Stated exercise >>
Repeat every line of the data exactly, but not the pictures.
** START OF Dataset **
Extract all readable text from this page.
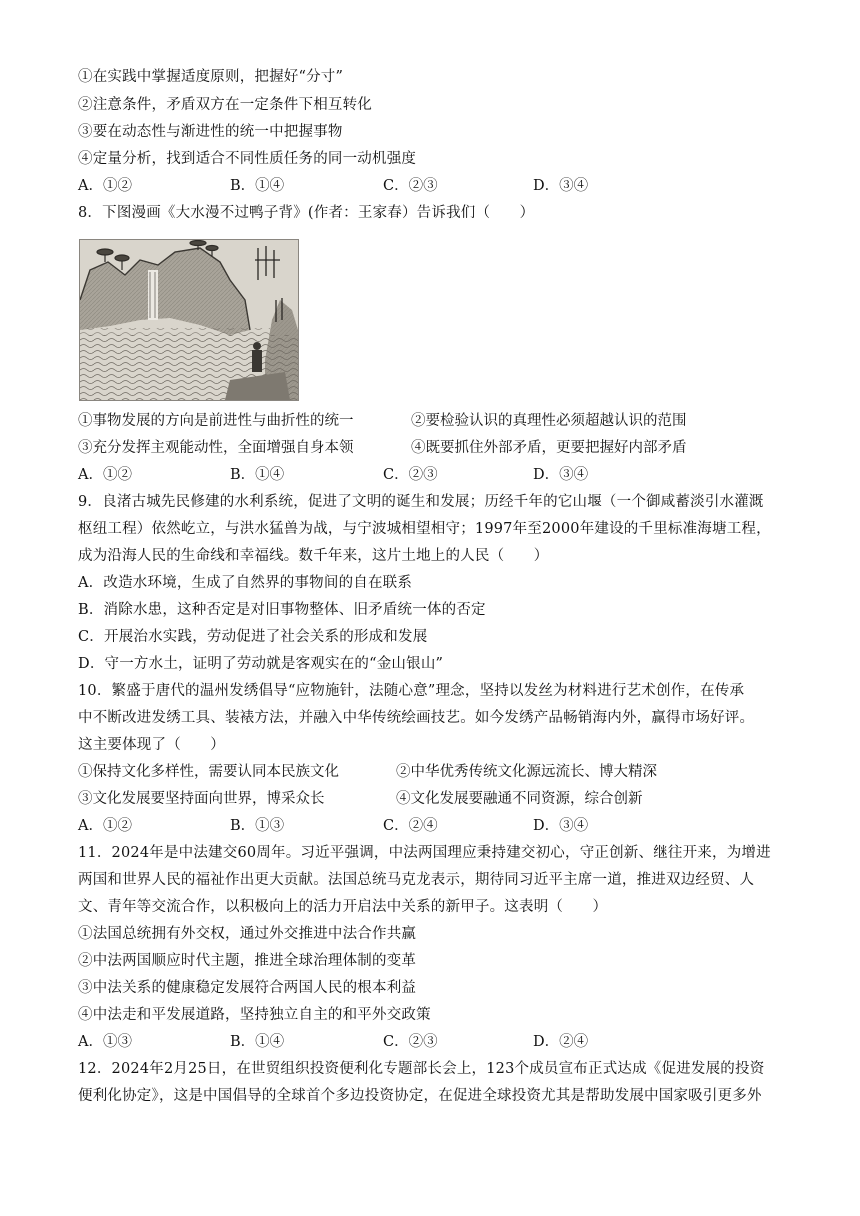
①在实践中掌握适度原则，把握好“分寸”
②注意条件，矛盾双方在一定条件下相互转化
③要在动态性与渐进性的统一中把握事物
④定量分析，找到适合不同性质任务的同一动机强度
A．①②	B．①④	C．②③	D．③④
8．下图漫画《大水漫不过鸭子背》(作者：王家春）告诉我们（　　）
①事物发展的方向是前进性与曲折性的统一	②要检验认识的真理性必须超越认识的范围
③充分发挥主观能动性，全面增强自身本领	④既要抓住外部矛盾，更要把握好内部矛盾
A．①②	B．①④	C．②③	D．③④
9．良渚古城先民修建的水利系统，促进了文明的诞生和发展；历经千年的它山堰（一个御咸蓄淡引水灌溉
枢纽工程）依然屹立，与洪水猛兽为战，与宁波城相望相守；1997年至2000年建设的千里标准海塘工程，
成为沿海人民的生命线和幸福线。数千年来，这片土地上的人民（　　）
A．改造水环境，生成了自然界的事物间的自在联系
B．消除水患，这种否定是对旧事物整体、旧矛盾统一体的否定
C．开展治水实践，劳动促进了社会关系的形成和发展
D．守一方水土，证明了劳动就是客观实在的“金山银山”
10．繁盛于唐代的温州发绣倡导“应物施针，法随心意”理念，坚持以发丝为材料进行艺术创作，在传承
中不断改进发绣工具、装裱方法，并融入中华传统绘画技艺。如今发绣产品畅销海内外，赢得市场好评。
这主要体现了（　　）
①保持文化多样性，需要认同本民族文化	②中华优秀传统文化源远流长、博大精深
③文化发展要坚持面向世界，博采众长	④文化发展要融通不同资源，综合创新
A．①②	B．①③	C．②④	D．③④
11．2024年是中法建交60周年。习近平强调，中法两国理应秉持建交初心，守正创新、继往开来，为增进
两国和世界人民的福祉作出更大贡献。法国总统马克龙表示，期待同习近平主席一道，推进双边经贸、人
文、青年等交流合作，以积极向上的活力开启法中关系的新甲子。这表明（　　）
①法国总统拥有外交权，通过外交推进中法合作共赢
②中法两国顺应时代主题，推进全球治理体制的变革
③中法关系的健康稳定发展符合两国人民的根本利益
④中法走和平发展道路，坚持独立自主的和平外交政策
A．①③	B．①④	C．②③	D．②④
12．2024年2月25日，在世贸组织投资便利化专题部长会上，123个成员宣布正式达成《促进发展的投资
便利化协定》，这是中国倡导的全球首个多边投资协定，在促进全球投资尤其是帮助发展中国家吸引更多外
** END OF Dataset **
Result of this task >>
Extract all readable text from this page.
①在实践中掌握适度原则，把握好“分寸”
②注意条件，矛盾双方在一定条件下相互转化
③要在动态性与渐进性的统一中把握事物
④定量分析，找到适合不同性质任务的同一动机强度
A．①②	B．①④	C．②③	D．③④
8．下图漫画《大水漫不过鸭子背》(作者：王家春）告诉我们（　　）
①事物发展的方向是前进性与曲折性的统一	②要检验认识的真理性必须超越认识的范围
③充分发挥主观能动性，全面增强自身本领	④既要抓住外部矛盾，更要把握好内部矛盾
A．①②	B．①④	C．②③	D．③④
9．良渚古城先民修建的水利系统，促进了文明的诞生和发展；历经千年的它山堰（一个御咸蓄淡引水灌溉
枢纽工程）依然屹立，与洪水猛兽为战，与宁波城相望相守；1997年至2000年建设的千里标准海塘工程，
成为沿海人民的生命线和幸福线。数千年来，这片土地上的人民（　　）
A．改造水环境，生成了自然界的事物间的自在联系
B．消除水患，这种否定是对旧事物整体、旧矛盾统一体的否定
C．开展治水实践，劳动促进了社会关系的形成和发展
D．守一方水土，证明了劳动就是客观实在的“金山银山”
10．繁盛于唐代的温州发绣倡导“应物施针，法随心意”理念，坚持以发丝为材料进行艺术创作，在传承
中不断改进发绣工具、装裱方法，并融入中华传统绘画技艺。如今发绣产品畅销海内外，赢得市场好评。
这主要体现了（　　）
①保持文化多样性，需要认同本民族文化	②中华优秀传统文化源远流长、博大精深
③文化发展要坚持面向世界，博采众长	④文化发展要融通不同资源，综合创新
A．①②	B．①③	C．②④	D．③④
11．2024年是中法建交60周年。习近平强调，中法两国理应秉持建交初心，守正创新、继往开来，为增进
两国和世界人民的福祉作出更大贡献。法国总统马克龙表示，期待同习近平主席一道，推进双边经贸、人
文、青年等交流合作，以积极向上的活力开启法中关系的新甲子。这表明（　　）
①法国总统拥有外交权，通过外交推进中法合作共赢
②中法两国顺应时代主题，推进全球治理体制的变革
③中法关系的健康稳定发展符合两国人民的根本利益
④中法走和平发展道路，坚持独立自主的和平外交政策
A．①③	B．①④	C．②③	D．②④
12．2024年2月25日，在世贸组织投资便利化专题部长会上，123个成员宣布正式达成《促进发展的投资
便利化协定》，这是中国倡导的全球首个多边投资协定，在促进全球投资尤其是帮助发展中国家吸引更多外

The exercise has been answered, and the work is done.